[start of Provided entries]

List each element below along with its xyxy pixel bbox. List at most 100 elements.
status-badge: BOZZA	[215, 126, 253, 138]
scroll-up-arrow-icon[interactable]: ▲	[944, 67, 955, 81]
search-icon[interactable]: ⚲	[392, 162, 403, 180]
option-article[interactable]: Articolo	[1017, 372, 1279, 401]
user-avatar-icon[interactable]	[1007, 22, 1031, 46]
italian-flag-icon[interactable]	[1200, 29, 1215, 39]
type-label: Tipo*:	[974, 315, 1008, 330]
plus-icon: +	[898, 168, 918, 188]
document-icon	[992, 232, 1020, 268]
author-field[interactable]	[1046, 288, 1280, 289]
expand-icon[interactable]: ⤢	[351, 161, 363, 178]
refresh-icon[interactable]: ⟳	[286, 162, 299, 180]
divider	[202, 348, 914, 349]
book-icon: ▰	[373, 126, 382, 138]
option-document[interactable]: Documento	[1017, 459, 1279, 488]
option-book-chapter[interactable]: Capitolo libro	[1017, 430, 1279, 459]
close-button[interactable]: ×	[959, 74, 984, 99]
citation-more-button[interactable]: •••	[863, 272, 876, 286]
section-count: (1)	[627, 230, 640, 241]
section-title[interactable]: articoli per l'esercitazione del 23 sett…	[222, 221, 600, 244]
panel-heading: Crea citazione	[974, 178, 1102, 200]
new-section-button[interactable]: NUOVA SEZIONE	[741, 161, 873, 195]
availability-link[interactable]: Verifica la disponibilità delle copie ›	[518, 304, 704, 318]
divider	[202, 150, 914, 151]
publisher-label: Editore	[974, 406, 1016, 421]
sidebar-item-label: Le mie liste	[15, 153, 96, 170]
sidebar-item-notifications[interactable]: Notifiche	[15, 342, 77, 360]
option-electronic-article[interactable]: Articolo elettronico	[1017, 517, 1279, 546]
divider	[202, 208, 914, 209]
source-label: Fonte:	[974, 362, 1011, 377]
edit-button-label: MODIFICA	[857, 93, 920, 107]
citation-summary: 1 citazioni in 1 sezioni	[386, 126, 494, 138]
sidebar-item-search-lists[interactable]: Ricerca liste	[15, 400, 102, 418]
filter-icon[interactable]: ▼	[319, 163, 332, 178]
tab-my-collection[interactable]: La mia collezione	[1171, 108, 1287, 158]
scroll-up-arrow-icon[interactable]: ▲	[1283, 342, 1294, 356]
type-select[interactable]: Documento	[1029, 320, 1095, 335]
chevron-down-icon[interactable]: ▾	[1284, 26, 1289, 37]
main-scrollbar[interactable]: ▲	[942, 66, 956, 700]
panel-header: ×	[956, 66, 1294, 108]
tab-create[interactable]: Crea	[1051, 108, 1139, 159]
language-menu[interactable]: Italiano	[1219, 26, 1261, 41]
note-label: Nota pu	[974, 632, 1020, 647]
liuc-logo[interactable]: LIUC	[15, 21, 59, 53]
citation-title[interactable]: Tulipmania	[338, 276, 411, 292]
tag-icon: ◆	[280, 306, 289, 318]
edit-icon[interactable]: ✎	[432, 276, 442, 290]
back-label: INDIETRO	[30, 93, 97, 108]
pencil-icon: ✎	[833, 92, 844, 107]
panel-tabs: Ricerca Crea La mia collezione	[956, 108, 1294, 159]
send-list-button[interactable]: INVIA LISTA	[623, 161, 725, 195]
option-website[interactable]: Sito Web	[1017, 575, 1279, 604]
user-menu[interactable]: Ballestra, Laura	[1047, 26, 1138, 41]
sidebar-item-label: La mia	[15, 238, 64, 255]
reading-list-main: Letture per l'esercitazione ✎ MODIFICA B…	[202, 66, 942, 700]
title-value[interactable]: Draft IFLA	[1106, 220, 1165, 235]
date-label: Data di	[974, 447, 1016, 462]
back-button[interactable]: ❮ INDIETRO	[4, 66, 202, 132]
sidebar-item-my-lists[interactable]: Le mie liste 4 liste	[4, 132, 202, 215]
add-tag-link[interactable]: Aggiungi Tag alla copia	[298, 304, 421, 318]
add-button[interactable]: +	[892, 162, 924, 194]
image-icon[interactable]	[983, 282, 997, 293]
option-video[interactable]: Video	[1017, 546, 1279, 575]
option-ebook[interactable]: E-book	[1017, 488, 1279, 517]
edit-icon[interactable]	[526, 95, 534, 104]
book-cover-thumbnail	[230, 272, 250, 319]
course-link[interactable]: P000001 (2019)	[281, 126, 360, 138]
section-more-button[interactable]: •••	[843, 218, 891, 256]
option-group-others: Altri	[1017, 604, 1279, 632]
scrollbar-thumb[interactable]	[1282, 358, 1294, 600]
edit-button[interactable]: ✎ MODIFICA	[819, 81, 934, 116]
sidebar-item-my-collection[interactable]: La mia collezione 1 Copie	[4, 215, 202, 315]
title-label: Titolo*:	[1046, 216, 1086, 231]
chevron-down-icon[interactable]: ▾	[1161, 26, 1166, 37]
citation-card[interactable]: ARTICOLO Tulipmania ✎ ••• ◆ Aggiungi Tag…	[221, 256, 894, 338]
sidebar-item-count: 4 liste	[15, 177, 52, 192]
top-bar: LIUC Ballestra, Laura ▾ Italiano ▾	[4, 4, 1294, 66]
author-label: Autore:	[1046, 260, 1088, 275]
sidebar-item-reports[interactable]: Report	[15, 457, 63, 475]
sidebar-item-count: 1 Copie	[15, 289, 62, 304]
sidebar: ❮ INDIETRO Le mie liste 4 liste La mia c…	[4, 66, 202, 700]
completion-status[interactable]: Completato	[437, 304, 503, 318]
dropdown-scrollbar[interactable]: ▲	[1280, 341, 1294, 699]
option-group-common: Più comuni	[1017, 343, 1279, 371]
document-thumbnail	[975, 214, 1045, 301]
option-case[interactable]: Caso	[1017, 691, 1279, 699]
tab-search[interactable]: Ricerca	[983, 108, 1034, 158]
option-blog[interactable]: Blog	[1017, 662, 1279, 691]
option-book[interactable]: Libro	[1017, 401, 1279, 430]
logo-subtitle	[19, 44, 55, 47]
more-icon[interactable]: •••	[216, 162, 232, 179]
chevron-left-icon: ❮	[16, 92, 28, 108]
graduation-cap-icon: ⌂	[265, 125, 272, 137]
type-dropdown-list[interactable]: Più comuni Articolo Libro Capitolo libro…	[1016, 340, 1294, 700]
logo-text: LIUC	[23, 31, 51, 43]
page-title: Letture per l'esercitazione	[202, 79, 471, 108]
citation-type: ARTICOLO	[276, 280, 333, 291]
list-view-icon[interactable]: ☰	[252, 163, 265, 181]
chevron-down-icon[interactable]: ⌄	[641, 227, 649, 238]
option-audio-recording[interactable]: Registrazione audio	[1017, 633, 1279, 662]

[end of Provided entries]

Turn the lines in these rows into a numbered list, leaving out any blank lines.

1. List each element below along with its xyxy pixel bbox. List at most 100 elements.
2. status-badge: BOZZA	[215, 126, 253, 138]
3. scroll-up-arrow-icon[interactable]: ▲	[944, 67, 955, 81]
4. search-icon[interactable]: ⚲	[392, 162, 403, 180]
5. option-article[interactable]: Articolo	[1017, 372, 1279, 401]
6. user-avatar-icon[interactable]	[1007, 22, 1031, 46]
7. italian-flag-icon[interactable]	[1200, 29, 1215, 39]
8. type-label: Tipo*:	[974, 315, 1008, 330]
9. plus-icon: +	[898, 168, 918, 188]
10. document-icon	[992, 232, 1020, 268]
11. author-field[interactable]	[1046, 288, 1280, 289]
12. expand-icon[interactable]: ⤢	[351, 161, 363, 178]
13. refresh-icon[interactable]: ⟳	[286, 162, 299, 180]
14. divider	[202, 348, 914, 349]
15. book-icon: ▰	[373, 126, 382, 138]
16. option-document[interactable]: Documento	[1017, 459, 1279, 488]
17. option-book-chapter[interactable]: Capitolo libro	[1017, 430, 1279, 459]
18. close-button[interactable]: ×	[959, 74, 984, 99]
19. citation-more-button[interactable]: •••	[863, 272, 876, 286]
20. section-count: (1)	[627, 230, 640, 241]
21. section-title[interactable]: articoli per l'esercitazione del 23 sett…	[222, 221, 600, 244]
22. panel-heading: Crea citazione	[974, 178, 1102, 200]
23. new-section-button[interactable]: NUOVA SEZIONE	[741, 161, 873, 195]
24. availability-link[interactable]: Verifica la disponibilità delle copie ›	[518, 304, 704, 318]
25. divider	[202, 150, 914, 151]
26. publisher-label: Editore	[974, 406, 1016, 421]
27. sidebar-item-label: Le mie liste	[15, 153, 96, 170]
28. sidebar-item-notifications[interactable]: Notifiche	[15, 342, 77, 360]
29. option-electronic-article[interactable]: Articolo elettronico	[1017, 517, 1279, 546]
30. divider	[202, 208, 914, 209]
31. source-label: Fonte:	[974, 362, 1011, 377]
32. edit-button-label: MODIFICA	[857, 93, 920, 107]
33. citation-summary: 1 citazioni in 1 sezioni	[386, 126, 494, 138]
34. sidebar-item-search-lists[interactable]: Ricerca liste	[15, 400, 102, 418]
35. filter-icon[interactable]: ▼	[319, 163, 332, 178]
36. tab-my-collection[interactable]: La mia collezione	[1171, 108, 1287, 158]
37. scroll-up-arrow-icon[interactable]: ▲	[1283, 342, 1294, 356]
38. type-select[interactable]: Documento	[1029, 320, 1095, 335]
39. chevron-down-icon[interactable]: ▾	[1284, 26, 1289, 37]
40. main-scrollbar[interactable]: ▲	[942, 66, 956, 700]
41. panel-header: ×	[956, 66, 1294, 108]
42. tab-create[interactable]: Crea	[1051, 108, 1139, 159]
43. language-menu[interactable]: Italiano	[1219, 26, 1261, 41]
44. note-label: Nota pu	[974, 632, 1020, 647]
45. liuc-logo[interactable]: LIUC	[15, 21, 59, 53]
46. citation-title[interactable]: Tulipmania	[338, 276, 411, 292]
47. tag-icon: ◆	[280, 306, 289, 318]
48. edit-icon[interactable]: ✎	[432, 276, 442, 290]
49. back-label: INDIETRO	[30, 93, 97, 108]
50. pencil-icon: ✎	[833, 92, 844, 107]
51. panel-tabs: Ricerca Crea La mia collezione	[956, 108, 1294, 159]
52. send-list-button[interactable]: INVIA LISTA	[623, 161, 725, 195]
53. option-website[interactable]: Sito Web	[1017, 575, 1279, 604]
54. user-menu[interactable]: Ballestra, Laura	[1047, 26, 1138, 41]
55. sidebar-item-label: La mia	[15, 238, 64, 255]
56. reading-list-main: Letture per l'esercitazione ✎ MODIFICA B…	[202, 66, 942, 700]
57. title-value[interactable]: Draft IFLA	[1106, 220, 1165, 235]
58. date-label: Data di	[974, 447, 1016, 462]
59. back-button[interactable]: ❮ INDIETRO	[4, 66, 202, 132]
60. sidebar-item-my-lists[interactable]: Le mie liste 4 liste	[4, 132, 202, 215]
61. add-tag-link[interactable]: Aggiungi Tag alla copia	[298, 304, 421, 318]
62. add-button[interactable]: +	[892, 162, 924, 194]
63. image-icon[interactable]	[983, 282, 997, 293]
64. option-video[interactable]: Video	[1017, 546, 1279, 575]
65. option-ebook[interactable]: E-book	[1017, 488, 1279, 517]
66. edit-icon[interactable]	[526, 95, 534, 104]
67. book-cover-thumbnail	[230, 272, 250, 319]
68. course-link[interactable]: P000001 (2019)	[281, 126, 360, 138]
69. section-more-button[interactable]: •••	[843, 218, 891, 256]
70. option-group-others: Altri	[1017, 604, 1279, 632]
71. scrollbar-thumb[interactable]	[1282, 358, 1294, 600]
72. edit-button[interactable]: ✎ MODIFICA	[819, 81, 934, 116]
73. sidebar-item-my-collection[interactable]: La mia collezione 1 Copie	[4, 215, 202, 315]
74. title-label: Titolo*:	[1046, 216, 1086, 231]
75. chevron-down-icon[interactable]: ▾	[1161, 26, 1166, 37]
76. citation-card[interactable]: ARTICOLO Tulipmania ✎ ••• ◆ Aggiungi Tag…	[221, 256, 894, 338]
77. sidebar-item-count: 4 liste	[15, 177, 52, 192]
78. top-bar: LIUC Ballestra, Laura ▾ Italiano ▾	[4, 4, 1294, 66]
79. author-label: Autore:	[1046, 260, 1088, 275]
80. sidebar-item-reports[interactable]: Report	[15, 457, 63, 475]
81. sidebar-item-count: 1 Copie	[15, 289, 62, 304]
82. sidebar: ❮ INDIETRO Le mie liste 4 liste La mia c…	[4, 66, 202, 700]
83. completion-status[interactable]: Completato	[437, 304, 503, 318]
84. dropdown-scrollbar[interactable]: ▲	[1280, 341, 1294, 699]
85. option-group-common: Più comuni	[1017, 343, 1279, 371]
86. document-thumbnail	[975, 214, 1045, 301]
87. option-case[interactable]: Caso	[1017, 691, 1279, 699]
88. tab-search[interactable]: Ricerca	[983, 108, 1034, 158]
89. option-blog[interactable]: Blog	[1017, 662, 1279, 691]
90. option-book[interactable]: Libro	[1017, 401, 1279, 430]
91. logo-subtitle	[19, 44, 55, 47]
92. more-icon[interactable]: •••	[216, 162, 232, 179]
93. chevron-left-icon: ❮	[16, 92, 28, 108]
94. graduation-cap-icon: ⌂	[265, 125, 272, 137]
95. type-dropdown-list[interactable]: Più comuni Articolo Libro Capitolo libro…	[1016, 340, 1294, 700]
96. logo-text: LIUC	[23, 31, 51, 43]
97. page-title: Letture per l'esercitazione	[202, 79, 471, 108]
98. citation-type: ARTICOLO	[276, 280, 333, 291]
99. list-view-icon[interactable]: ☰	[252, 163, 265, 181]
100. chevron-down-icon[interactable]: ⌄	[641, 227, 649, 238]
101. option-audio-recording[interactable]: Registrazione audio	[1017, 633, 1279, 662]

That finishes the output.